* Given problem
Using the entries that follow, collect the lines where the word "structured" appears.

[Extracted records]
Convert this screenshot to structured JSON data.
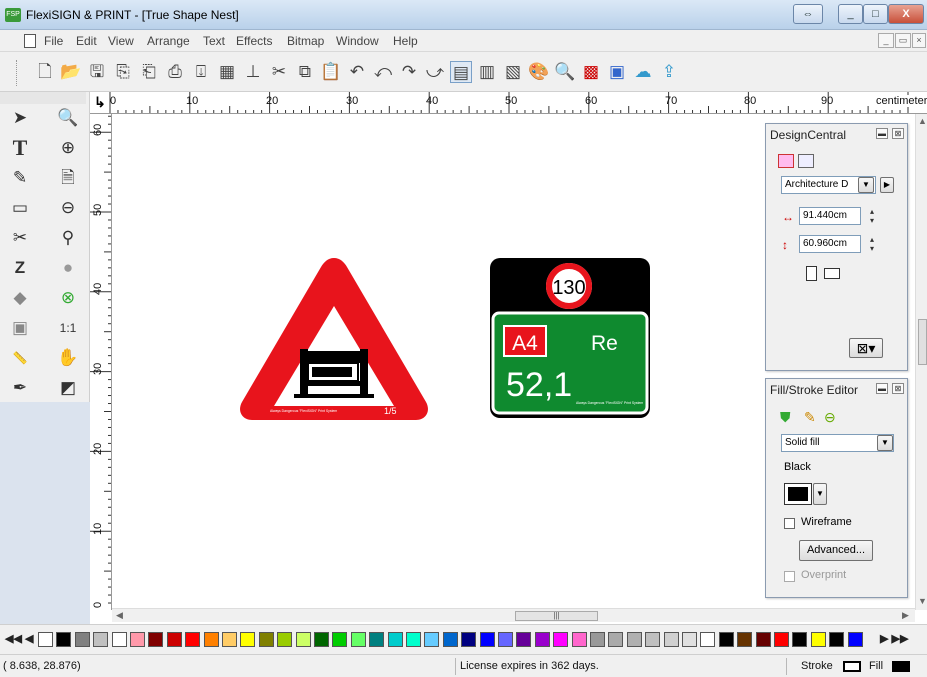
{
  "window": {
    "title": "FlexiSIGN & PRINT - [True Shape Nest]",
    "app_icon_text": "FSP",
    "controls": [
      "⇔",
      "_",
      "□",
      "X"
    ]
  },
  "menu": {
    "items": [
      "File",
      "Edit",
      "View",
      "Arrange",
      "Text",
      "Effects",
      "Bitmap",
      "Window",
      "Help"
    ],
    "mdi_controls": [
      "_",
      "▭",
      "×"
    ]
  },
  "toolbar": {
    "buttons": [
      "new-icon",
      "open-icon",
      "save-icon",
      "import-icon",
      "export-icon",
      "print-icon",
      "plot-icon",
      "production-icon",
      "stamp-icon",
      "cut-icon",
      "copy-icon",
      "paste-icon",
      "undo-icon",
      "undo-all-icon",
      "redo-icon",
      "redo-all-icon",
      "nest-icon",
      "layout-icon",
      "job-icon",
      "color-palette-icon",
      "color-zoom-icon",
      "color-grid-icon",
      "monitor-icon",
      "cloud-icon",
      "cloud-upload-icon"
    ]
  },
  "rulers": {
    "horizontal_labels": [
      "0",
      "10",
      "20",
      "30",
      "40",
      "50",
      "60",
      "70",
      "80",
      "90"
    ],
    "unit": "centimeter",
    "vertical_labels": [
      "60",
      "50",
      "40",
      "30",
      "20",
      "10",
      "0"
    ]
  },
  "canvas": {
    "warning_sign": {
      "caption_left": "Always Dangerous \"FlexiSIGN\" Print System",
      "page_number": "1/5",
      "colors": {
        "border": "#e8141c",
        "inner": "#ffffff",
        "machine": "#000000"
      }
    },
    "road_sign": {
      "speed": "130",
      "route": "A4",
      "destination": "Re",
      "distance": "52,1",
      "caption": "Always Dangerous \"FlexiSIGN\" Print System",
      "colors": {
        "top": "#000000",
        "panel": "#0f8a2f",
        "route_badge": "#e8141c",
        "speed_ring": "#e8141c"
      }
    }
  },
  "design_central": {
    "title": "DesignCentral",
    "preset": "Architecture D",
    "width": "91.440cm",
    "height": "60.960cm"
  },
  "fill_stroke": {
    "title": "Fill/Stroke Editor",
    "fill_type": "Solid fill",
    "color_name": "Black",
    "wireframe_label": "Wireframe",
    "advanced_label": "Advanced...",
    "overprint_label": "Overprint"
  },
  "palette": {
    "nav_left": "◀◀ ◀",
    "nav_right": "▶ ▶▶",
    "colors": [
      "#ffffff",
      "#000000",
      "#808080",
      "#c0c0c0",
      "#ffffff",
      "#ff99aa",
      "#800000",
      "#cc0000",
      "#ff0000",
      "#ff8000",
      "#ffcc66",
      "#ffff00",
      "#808000",
      "#99cc00",
      "#ccff66",
      "#006600",
      "#00cc00",
      "#66ff66",
      "#008080",
      "#00cccc",
      "#00ffcc",
      "#66ccff",
      "#0066cc",
      "#000080",
      "#0000ff",
      "#6666ff",
      "#660099",
      "#9900cc",
      "#ff00ff",
      "#ff66cc",
      "#999999",
      "#aaaaaa",
      "#b0b0b0",
      "#c0c0c0",
      "#d0d0d0",
      "#e0e0e0",
      "#ffffff",
      "#000000",
      "#663300",
      "#660000",
      "#ff0000",
      "#000000",
      "#ffff00",
      "#000000",
      "#0000ff"
    ]
  },
  "status": {
    "coords": "(   8.638,    28.876)",
    "license": "License expires in 362 days.",
    "stroke_label": "Stroke",
    "fill_label": "Fill"
  }
}
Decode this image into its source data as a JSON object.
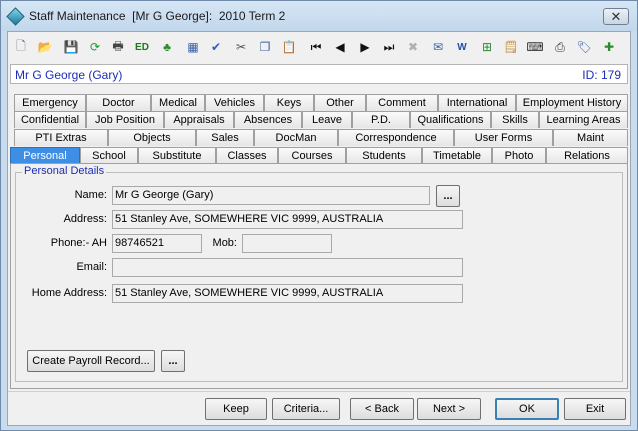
{
  "window": {
    "title": "Staff Maintenance  [Mr G George]:  2010 Term 2",
    "close_glyph": "✕"
  },
  "toolbar": {
    "icons": [
      {
        "name": "new-icon",
        "glyph": "🗋",
        "color": "#5a6a80"
      },
      {
        "name": "open-folder-icon",
        "glyph": "📂",
        "color": "#d69a1c"
      },
      {
        "name": "save-icon",
        "glyph": "💾",
        "color": "#9a9a9a"
      },
      {
        "name": "refresh-icon",
        "glyph": "⟳",
        "color": "#1f9a2e"
      },
      {
        "name": "print-icon",
        "glyph": "🖶",
        "color": "#444"
      },
      {
        "name": "edit-icon",
        "glyph": "ED",
        "color": "#1a7a1a"
      },
      {
        "name": "tree-icon",
        "glyph": "♣",
        "color": "#2e8a2e"
      },
      {
        "name": "calculator-icon",
        "glyph": "▦",
        "color": "#3a5fa8"
      },
      {
        "name": "spellcheck-icon",
        "glyph": "✔",
        "color": "#2a5bd0"
      },
      {
        "name": "cut-icon",
        "glyph": "✂",
        "color": "#555"
      },
      {
        "name": "copy-icon",
        "glyph": "❐",
        "color": "#3a5fa8"
      },
      {
        "name": "paste-icon",
        "glyph": "📋",
        "color": "#a47a2a"
      },
      {
        "name": "first-record-icon",
        "glyph": "⏮",
        "color": "#111"
      },
      {
        "name": "previous-record-icon",
        "glyph": "◀",
        "color": "#111"
      },
      {
        "name": "next-record-icon",
        "glyph": "▶",
        "color": "#111"
      },
      {
        "name": "last-record-icon",
        "glyph": "⏭",
        "color": "#111"
      },
      {
        "name": "delete-icon",
        "glyph": "✖",
        "color": "#b0b0b0"
      },
      {
        "name": "email-icon",
        "glyph": "✉",
        "color": "#3a5fa8"
      },
      {
        "name": "word-icon",
        "glyph": "W",
        "color": "#1f4fa8"
      },
      {
        "name": "excel-grid-icon",
        "glyph": "⊞",
        "color": "#2e8a2e"
      },
      {
        "name": "notes-icon",
        "glyph": "🗒",
        "color": "#c08a2a"
      },
      {
        "name": "keyboard-icon",
        "glyph": "⌨",
        "color": "#333"
      },
      {
        "name": "printer-setup-icon",
        "glyph": "⎙",
        "color": "#333"
      },
      {
        "name": "tag-icon",
        "glyph": "🏷",
        "color": "#3a5fa8"
      },
      {
        "name": "add-item-icon",
        "glyph": "✚",
        "color": "#2e8a2e"
      }
    ]
  },
  "header": {
    "staff_name": "Mr G George (Gary)",
    "staff_id": "ID: 179"
  },
  "tabs": {
    "row1": [
      "Emergency",
      "Doctor",
      "Medical",
      "Vehicles",
      "Keys",
      "Other",
      "Comment",
      "International",
      "Employment History"
    ],
    "row2": [
      "Confidential",
      "Job Position",
      "Appraisals",
      "Absences",
      "Leave",
      "P.D.",
      "Qualifications",
      "Skills",
      "Learning Areas"
    ],
    "row3": [
      "PTI Extras",
      "Objects",
      "Sales",
      "DocMan",
      "Correspondence",
      "User Forms",
      "Maint"
    ],
    "row4": [
      "Personal",
      "School",
      "Substitute",
      "Classes",
      "Courses",
      "Students",
      "Timetable",
      "Photo",
      "Relations"
    ],
    "active": "Personal"
  },
  "personal": {
    "group_title": "Personal Details",
    "name_label": "Name:",
    "name_value": "Mr G George  (Gary)",
    "name_button": "...",
    "address_label": "Address:",
    "address_value": "51 Stanley Ave, SOMEWHERE VIC 9999, AUSTRALIA",
    "phone_label": "Phone:-  AH",
    "phone_ah_value": "98746521",
    "mob_label": "Mob:",
    "mob_value": "",
    "email_label": "Email:",
    "email_value": "",
    "home_address_label": "Home Address:",
    "home_address_value": "51 Stanley Ave, SOMEWHERE VIC 9999, AUSTRALIA",
    "create_payroll_label": "Create Payroll Record...",
    "payroll_more_label": "..."
  },
  "footer": {
    "keep": "Keep",
    "criteria": "Criteria...",
    "back": "< Back",
    "next": "Next >",
    "ok": "OK",
    "exit": "Exit"
  }
}
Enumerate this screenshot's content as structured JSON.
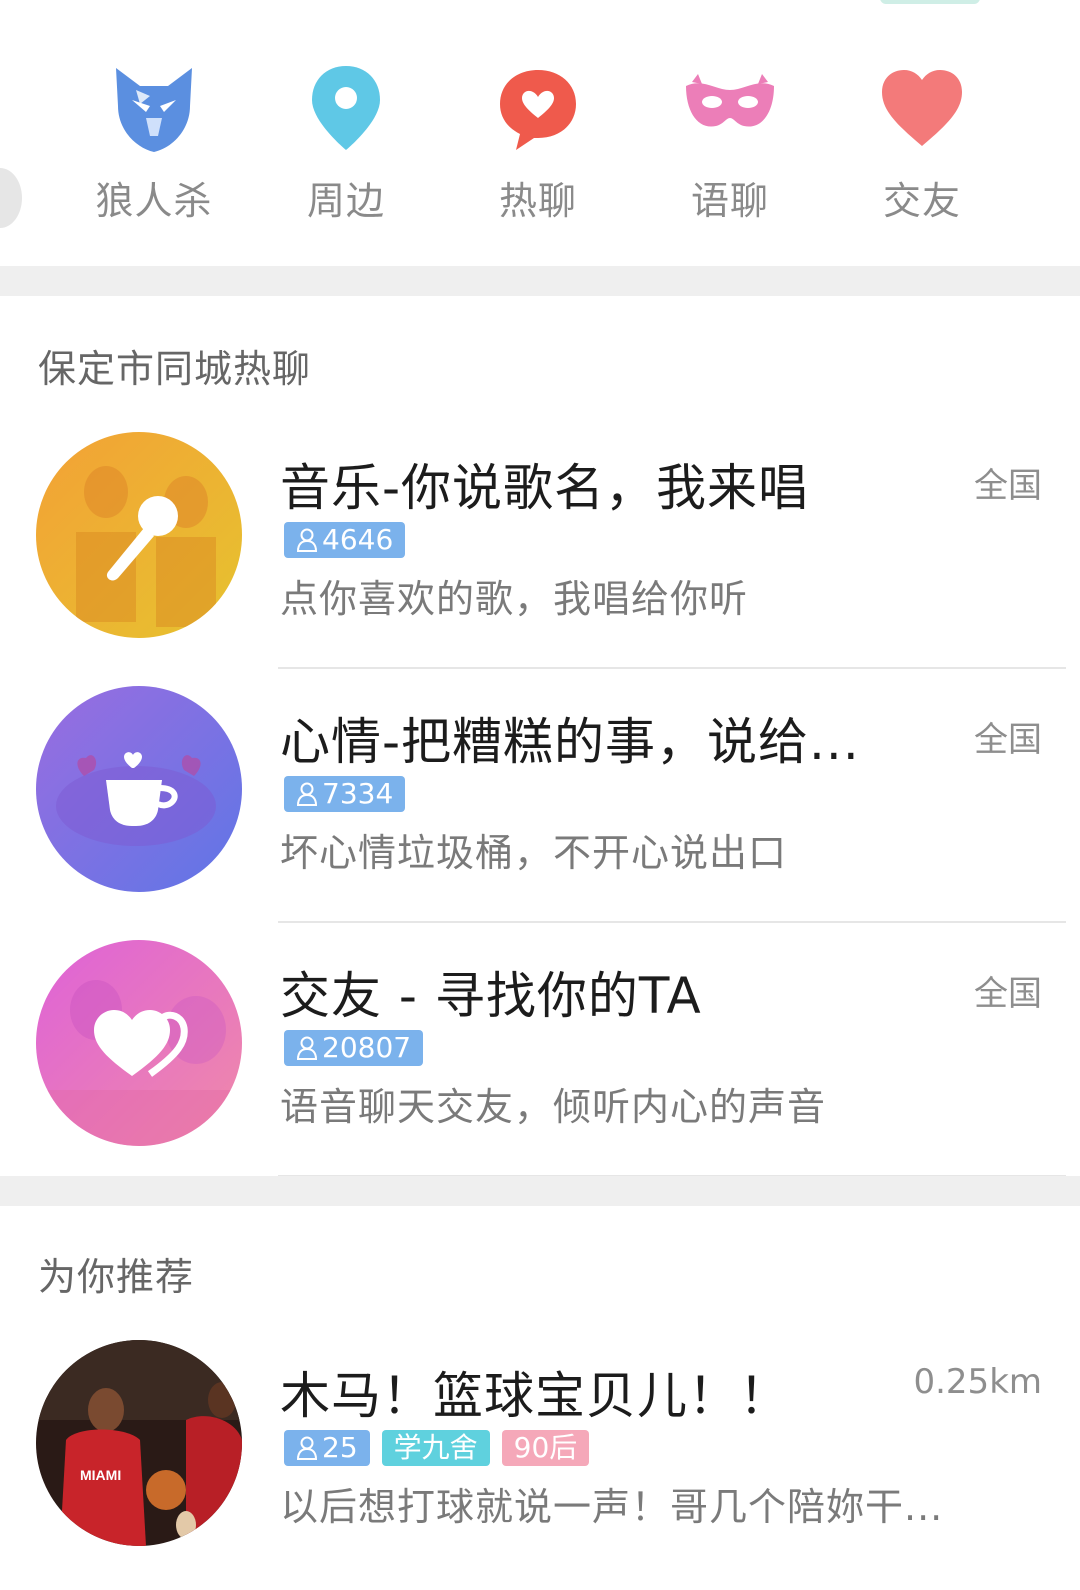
{
  "categories": [
    {
      "label": "狼人杀",
      "icon": "wolf-icon",
      "color": "#5b8fe0"
    },
    {
      "label": "周边",
      "icon": "location-pin-icon",
      "color": "#5fc8e6"
    },
    {
      "label": "热聊",
      "icon": "chat-heart-icon",
      "color": "#ef5a4c"
    },
    {
      "label": "语聊",
      "icon": "mask-icon",
      "color": "#ec7eb8"
    },
    {
      "label": "交友",
      "icon": "heart-icon",
      "color": "#f37a7a"
    }
  ],
  "local_section": {
    "title": "保定市同城热聊",
    "items": [
      {
        "title": "音乐-你说歌名，我来唱",
        "scope": "全国",
        "count": "4646",
        "desc": "点你喜欢的歌，我唱给你听",
        "icon": "microphone-icon"
      },
      {
        "title": "心情-把糟糕的事，说给...",
        "scope": "全国",
        "count": "7334",
        "desc": "坏心情垃圾桶，不开心说出口",
        "icon": "coffee-cup-heart-icon"
      },
      {
        "title": "交友 - 寻找你的TA",
        "scope": "全国",
        "count": "20807",
        "desc": "语音聊天交友，倾听内心的声音",
        "icon": "double-heart-icon"
      }
    ]
  },
  "recommend_section": {
    "title": "为你推荐",
    "items": [
      {
        "title": "木马！篮球宝贝儿！！",
        "distance": "0.25km",
        "count": "25",
        "school": "学九舍",
        "age": "90后",
        "desc": "以后想打球就说一声！哥几个陪妳干..."
      }
    ]
  }
}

* The response
Convert this screenshot to structured JSON data.
Enumerate this screenshot's content as structured JSON.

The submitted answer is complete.